Please restate the following records word for word.
====== Records supplied ======
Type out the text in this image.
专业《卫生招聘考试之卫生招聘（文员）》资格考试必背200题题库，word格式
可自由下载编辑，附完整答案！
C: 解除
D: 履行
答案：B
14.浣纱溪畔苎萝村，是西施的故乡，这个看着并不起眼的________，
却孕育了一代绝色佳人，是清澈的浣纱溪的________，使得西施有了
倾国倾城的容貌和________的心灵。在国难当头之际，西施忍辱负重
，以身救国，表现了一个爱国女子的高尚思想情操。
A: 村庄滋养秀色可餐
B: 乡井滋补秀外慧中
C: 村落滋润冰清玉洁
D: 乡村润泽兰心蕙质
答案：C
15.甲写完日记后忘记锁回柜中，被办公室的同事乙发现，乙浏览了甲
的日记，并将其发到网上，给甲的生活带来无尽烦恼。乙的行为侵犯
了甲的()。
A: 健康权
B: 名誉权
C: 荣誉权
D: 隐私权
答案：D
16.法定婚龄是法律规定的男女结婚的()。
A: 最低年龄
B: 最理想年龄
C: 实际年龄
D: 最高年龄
======
__The reply__:
Type out the text in this image.
专业《卫生招聘考试之卫生招聘（文员）》资格考试必背200题题库，word格式
可自由下载编辑，附完整答案！
C: 解除
D: 履行
答案：B
14.浣纱溪畔苎萝村，是西施的故乡，这个看着并不起眼的________，
却孕育了一代绝色佳人，是清澈的浣纱溪的________，使得西施有了
倾国倾城的容貌和________的心灵。在国难当头之际，西施忍辱负重
，以身救国，表现了一个爱国女子的高尚思想情操。
A: 村庄滋养秀色可餐
B: 乡井滋补秀外慧中
C: 村落滋润冰清玉洁
D: 乡村润泽兰心蕙质
答案：C
15.甲写完日记后忘记锁回柜中，被办公室的同事乙发现，乙浏览了甲
的日记，并将其发到网上，给甲的生活带来无尽烦恼。乙的行为侵犯
了甲的()。
A: 健康权
B: 名誉权
C: 荣誉权
D: 隐私权
答案：D
16.法定婚龄是法律规定的男女结婚的()。
A: 最低年龄
B: 最理想年龄
C: 实际年龄
D: 最高年龄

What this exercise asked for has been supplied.